● **Task prompt**
Locate the line containing "OCR this image." in the material below; repeat it and every line after it, exactly as written.

[Extracted data entries]
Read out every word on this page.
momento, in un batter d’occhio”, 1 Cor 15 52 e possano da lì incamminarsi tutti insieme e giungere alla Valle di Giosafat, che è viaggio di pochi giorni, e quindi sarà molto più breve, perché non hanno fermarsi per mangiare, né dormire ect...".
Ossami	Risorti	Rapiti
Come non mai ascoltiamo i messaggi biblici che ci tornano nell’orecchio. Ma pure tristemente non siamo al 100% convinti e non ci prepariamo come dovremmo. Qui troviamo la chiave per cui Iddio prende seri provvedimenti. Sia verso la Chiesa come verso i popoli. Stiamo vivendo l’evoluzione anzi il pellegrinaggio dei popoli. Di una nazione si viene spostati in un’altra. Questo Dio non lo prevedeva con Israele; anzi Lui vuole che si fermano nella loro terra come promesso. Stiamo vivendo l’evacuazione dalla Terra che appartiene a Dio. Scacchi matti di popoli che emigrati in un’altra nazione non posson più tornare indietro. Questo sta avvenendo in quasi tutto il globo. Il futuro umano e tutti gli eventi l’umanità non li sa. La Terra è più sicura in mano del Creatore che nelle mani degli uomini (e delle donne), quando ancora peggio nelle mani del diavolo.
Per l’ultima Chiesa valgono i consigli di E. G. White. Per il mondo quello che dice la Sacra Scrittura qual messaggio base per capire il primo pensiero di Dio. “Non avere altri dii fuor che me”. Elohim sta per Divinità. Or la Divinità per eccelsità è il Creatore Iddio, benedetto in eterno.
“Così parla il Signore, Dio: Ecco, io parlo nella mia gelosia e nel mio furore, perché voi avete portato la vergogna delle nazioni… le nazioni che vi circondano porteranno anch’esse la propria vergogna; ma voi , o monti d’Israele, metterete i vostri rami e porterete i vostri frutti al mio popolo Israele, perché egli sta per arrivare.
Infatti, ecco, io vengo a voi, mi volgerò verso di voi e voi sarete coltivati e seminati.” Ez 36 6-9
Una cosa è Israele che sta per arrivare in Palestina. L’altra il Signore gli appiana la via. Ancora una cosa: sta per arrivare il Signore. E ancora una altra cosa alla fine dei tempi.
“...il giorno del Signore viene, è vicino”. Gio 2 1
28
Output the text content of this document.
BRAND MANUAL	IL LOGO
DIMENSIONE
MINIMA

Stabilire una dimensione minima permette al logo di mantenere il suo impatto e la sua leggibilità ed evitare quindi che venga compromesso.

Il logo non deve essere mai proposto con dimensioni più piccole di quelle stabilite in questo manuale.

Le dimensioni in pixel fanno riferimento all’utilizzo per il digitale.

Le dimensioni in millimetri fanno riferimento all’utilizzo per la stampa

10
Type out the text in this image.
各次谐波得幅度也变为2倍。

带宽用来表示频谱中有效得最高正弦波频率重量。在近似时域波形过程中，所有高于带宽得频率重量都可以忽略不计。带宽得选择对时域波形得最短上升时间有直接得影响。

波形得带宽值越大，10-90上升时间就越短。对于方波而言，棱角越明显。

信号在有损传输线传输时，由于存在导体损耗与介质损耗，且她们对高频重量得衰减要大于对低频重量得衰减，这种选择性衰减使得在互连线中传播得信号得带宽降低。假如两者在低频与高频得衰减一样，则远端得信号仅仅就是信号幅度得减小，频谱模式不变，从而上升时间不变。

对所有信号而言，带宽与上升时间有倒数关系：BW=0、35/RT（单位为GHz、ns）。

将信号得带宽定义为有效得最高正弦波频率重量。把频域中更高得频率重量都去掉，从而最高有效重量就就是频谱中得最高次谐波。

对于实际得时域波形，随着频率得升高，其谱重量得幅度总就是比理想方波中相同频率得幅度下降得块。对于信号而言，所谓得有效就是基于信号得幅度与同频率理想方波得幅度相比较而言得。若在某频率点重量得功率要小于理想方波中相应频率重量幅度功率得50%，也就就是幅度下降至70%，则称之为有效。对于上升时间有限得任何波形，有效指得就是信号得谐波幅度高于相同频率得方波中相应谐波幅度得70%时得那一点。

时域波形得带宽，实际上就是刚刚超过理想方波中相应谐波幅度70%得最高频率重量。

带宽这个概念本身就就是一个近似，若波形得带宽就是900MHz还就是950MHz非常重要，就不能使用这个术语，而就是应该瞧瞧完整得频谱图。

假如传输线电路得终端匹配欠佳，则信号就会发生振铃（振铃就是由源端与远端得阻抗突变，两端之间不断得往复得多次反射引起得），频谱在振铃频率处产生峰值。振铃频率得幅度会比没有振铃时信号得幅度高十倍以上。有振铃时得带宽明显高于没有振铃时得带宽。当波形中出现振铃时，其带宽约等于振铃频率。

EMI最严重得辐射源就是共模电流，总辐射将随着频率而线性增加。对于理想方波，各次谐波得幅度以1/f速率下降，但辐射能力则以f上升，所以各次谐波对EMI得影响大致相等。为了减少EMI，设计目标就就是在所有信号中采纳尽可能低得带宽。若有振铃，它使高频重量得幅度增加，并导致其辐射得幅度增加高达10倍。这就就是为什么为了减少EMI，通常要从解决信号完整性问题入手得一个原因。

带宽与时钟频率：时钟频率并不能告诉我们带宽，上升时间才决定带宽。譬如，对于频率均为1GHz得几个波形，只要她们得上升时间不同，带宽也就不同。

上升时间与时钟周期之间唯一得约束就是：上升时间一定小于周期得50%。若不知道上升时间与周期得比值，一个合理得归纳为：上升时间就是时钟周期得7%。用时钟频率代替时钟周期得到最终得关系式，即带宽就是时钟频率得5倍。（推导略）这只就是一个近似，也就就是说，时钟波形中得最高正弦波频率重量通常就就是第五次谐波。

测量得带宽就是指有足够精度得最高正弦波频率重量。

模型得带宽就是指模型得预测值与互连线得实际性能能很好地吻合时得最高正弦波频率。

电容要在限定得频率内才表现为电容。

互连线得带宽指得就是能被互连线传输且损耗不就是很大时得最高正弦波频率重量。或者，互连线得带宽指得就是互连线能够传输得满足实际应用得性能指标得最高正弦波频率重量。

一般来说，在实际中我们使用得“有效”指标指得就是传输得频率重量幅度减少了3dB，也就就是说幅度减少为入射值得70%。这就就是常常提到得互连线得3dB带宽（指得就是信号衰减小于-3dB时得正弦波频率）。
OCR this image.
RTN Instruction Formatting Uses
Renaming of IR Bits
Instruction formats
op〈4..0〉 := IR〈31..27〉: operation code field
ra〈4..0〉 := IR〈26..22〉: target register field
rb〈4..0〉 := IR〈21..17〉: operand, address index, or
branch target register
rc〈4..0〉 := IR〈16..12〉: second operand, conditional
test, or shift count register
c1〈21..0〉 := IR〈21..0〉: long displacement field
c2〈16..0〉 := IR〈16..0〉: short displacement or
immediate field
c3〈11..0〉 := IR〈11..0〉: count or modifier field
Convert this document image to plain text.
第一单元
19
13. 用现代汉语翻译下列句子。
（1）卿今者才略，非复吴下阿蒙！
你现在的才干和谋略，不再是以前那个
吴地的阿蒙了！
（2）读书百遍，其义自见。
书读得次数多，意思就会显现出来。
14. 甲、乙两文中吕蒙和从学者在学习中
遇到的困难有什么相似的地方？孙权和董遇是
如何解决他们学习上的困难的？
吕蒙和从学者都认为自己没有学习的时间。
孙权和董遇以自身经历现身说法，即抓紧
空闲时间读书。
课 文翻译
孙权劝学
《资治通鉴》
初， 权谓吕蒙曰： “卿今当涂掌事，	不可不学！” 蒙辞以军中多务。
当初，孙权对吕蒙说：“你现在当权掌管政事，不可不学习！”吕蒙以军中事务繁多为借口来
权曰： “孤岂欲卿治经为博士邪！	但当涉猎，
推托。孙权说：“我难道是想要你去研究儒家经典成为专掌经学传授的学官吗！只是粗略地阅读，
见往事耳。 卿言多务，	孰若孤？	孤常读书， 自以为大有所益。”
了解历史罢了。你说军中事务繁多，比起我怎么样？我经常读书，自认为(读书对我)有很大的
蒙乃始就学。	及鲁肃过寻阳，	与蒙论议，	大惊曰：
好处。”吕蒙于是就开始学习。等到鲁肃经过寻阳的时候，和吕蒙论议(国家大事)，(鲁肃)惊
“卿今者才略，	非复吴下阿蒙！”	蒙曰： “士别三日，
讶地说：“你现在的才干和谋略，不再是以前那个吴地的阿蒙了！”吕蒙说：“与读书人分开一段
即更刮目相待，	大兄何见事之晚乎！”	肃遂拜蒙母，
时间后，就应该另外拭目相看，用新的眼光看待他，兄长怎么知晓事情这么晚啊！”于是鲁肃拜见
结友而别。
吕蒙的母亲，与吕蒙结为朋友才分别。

● **Task result**
OCR this image.
RTN Instruction Formatting Uses
Renaming of IR Bits
Instruction formats
op〈4..0〉 := IR〈31..27〉: operation code field
ra〈4..0〉 := IR〈26..22〉: target register field
rb〈4..0〉 := IR〈21..17〉: operand, address index, or
branch target register
rc〈4..0〉 := IR〈16..12〉: second operand, conditional
test, or shift count register
c1〈21..0〉 := IR〈21..0〉: long displacement field
c2〈16..0〉 := IR〈16..0〉: short displacement or
immediate field
c3〈11..0〉 := IR〈11..0〉: count or modifier field
Convert this document image to plain text.
第一单元
19
13. 用现代汉语翻译下列句子。
（1）卿今者才略，非复吴下阿蒙！
你现在的才干和谋略，不再是以前那个
吴地的阿蒙了！
（2）读书百遍，其义自见。
书读得次数多，意思就会显现出来。
14. 甲、乙两文中吕蒙和从学者在学习中
遇到的困难有什么相似的地方？孙权和董遇是
如何解决他们学习上的困难的？
吕蒙和从学者都认为自己没有学习的时间。
孙权和董遇以自身经历现身说法，即抓紧
空闲时间读书。
课 文翻译
孙权劝学
《资治通鉴》
初， 权谓吕蒙曰： “卿今当涂掌事，	不可不学！” 蒙辞以军中多务。
当初，孙权对吕蒙说：“你现在当权掌管政事，不可不学习！”吕蒙以军中事务繁多为借口来
权曰： “孤岂欲卿治经为博士邪！	但当涉猎，
推托。孙权说：“我难道是想要你去研究儒家经典成为专掌经学传授的学官吗！只是粗略地阅读，
见往事耳。 卿言多务，	孰若孤？	孤常读书， 自以为大有所益。”
了解历史罢了。你说军中事务繁多，比起我怎么样？我经常读书，自认为(读书对我)有很大的
蒙乃始就学。	及鲁肃过寻阳，	与蒙论议，	大惊曰：
好处。”吕蒙于是就开始学习。等到鲁肃经过寻阳的时候，和吕蒙论议(国家大事)，(鲁肃)惊
“卿今者才略，	非复吴下阿蒙！”	蒙曰： “士别三日，
讶地说：“你现在的才干和谋略，不再是以前那个吴地的阿蒙了！”吕蒙说：“与读书人分开一段
即更刮目相待，	大兄何见事之晚乎！”	肃遂拜蒙母，
时间后，就应该另外拭目相看，用新的眼光看待他，兄长怎么知晓事情这么晚啊！”于是鲁肃拜见
结友而别。
吕蒙的母亲，与吕蒙结为朋友才分别。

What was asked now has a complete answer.